## DATA IN THIS EXERCISE

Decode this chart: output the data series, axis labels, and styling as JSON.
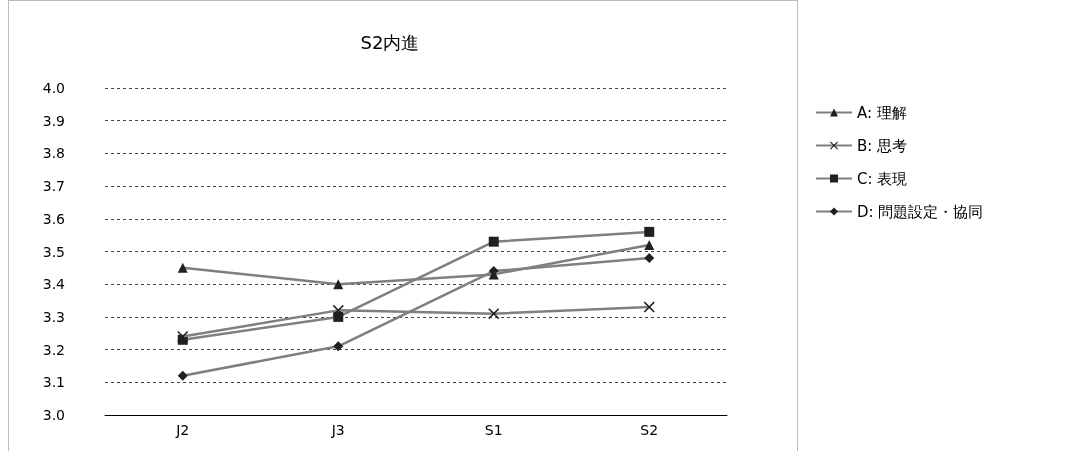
{
  "chart_data": {
    "type": "line",
    "title": "S2内進",
    "categories": [
      "J2",
      "J3",
      "S1",
      "S2"
    ],
    "ylim": [
      3.0,
      4.0
    ],
    "yticks": [
      {
        "value": 3,
        "label": "3.0"
      },
      3.1,
      3.2,
      3.3,
      3.4,
      3.5,
      3.6,
      3.7,
      3.8,
      3.9,
      {
        "value": 4,
        "label": "4.0"
      }
    ],
    "grid": "y",
    "legend": "right",
    "series": [
      {
        "name": "A: 理解",
        "color": "#7f7f7f",
        "marker": "triangle",
        "values": [
          3.45,
          3.4,
          3.43,
          3.52
        ]
      },
      {
        "name": "B: 思考",
        "color": "#7f7f7f",
        "marker": "cross",
        "values": [
          3.24,
          3.32,
          3.31,
          3.33
        ]
      },
      {
        "name": "C: 表現",
        "color": "#7f7f7f",
        "marker": "square",
        "values": [
          3.23,
          3.3,
          3.53,
          3.56
        ]
      },
      {
        "name": "D: 問題設定・協同",
        "color": "#7f7f7f",
        "marker": "diamond",
        "values": [
          3.12,
          3.21,
          3.44,
          3.48
        ]
      }
    ]
  }
}
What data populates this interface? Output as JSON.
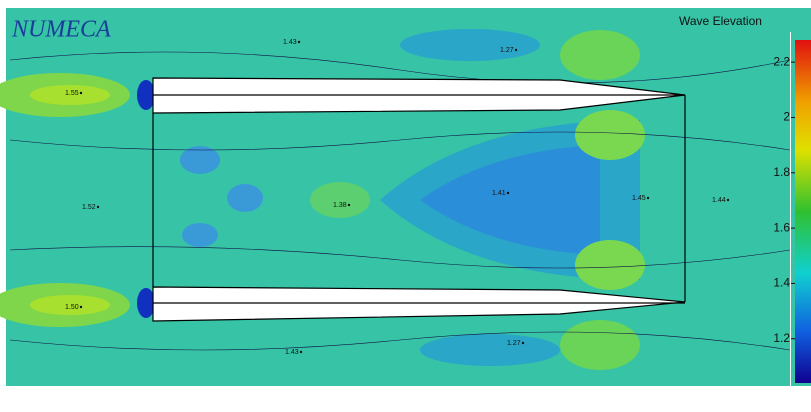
{
  "logo": "NUMECA",
  "colorbar": {
    "title": "Wave Elevation",
    "range": [
      1.04,
      2.28
    ],
    "ticks": [
      2.2,
      2,
      1.8,
      1.6,
      1.4,
      1.2
    ]
  },
  "labels": [
    "1.43",
    "1.27",
    "1.55",
    "1.52",
    "1.38",
    "1.41",
    "1.45",
    "1.44",
    "1.50",
    "1.43",
    "1.27"
  ]
}
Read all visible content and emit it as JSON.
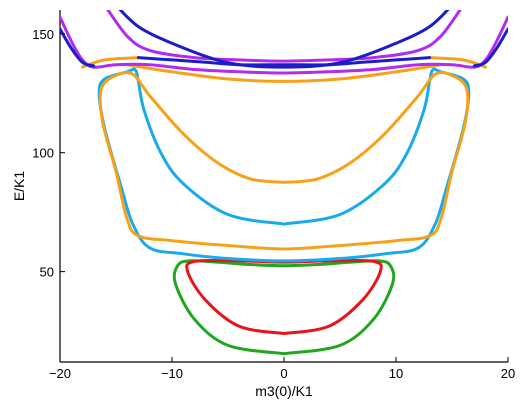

## PROBLEM TO SOLVE
Copy out exactly the lines between the line containing "What data populates" and the end of the entries, including both, and leave the pictures behind.

## SOLUTION BELOW
What data populates this interface? Output as JSON.
{
  "logo": "NUMECA",
  "colorbar": {
    "title": "Wave Elevation",
    "range": [
      1.04,
      2.28
    ],
    "ticks": [
      2.2,
      2,
      1.8,
      1.6,
      1.4,
      1.2
    ]
  },
  "labels": [
    "1.43",
    "1.27",
    "1.55",
    "1.52",
    "1.38",
    "1.41",
    "1.45",
    "1.44",
    "1.50",
    "1.43",
    "1.27"
  ]
}
Read all visible content and emit it as JSON.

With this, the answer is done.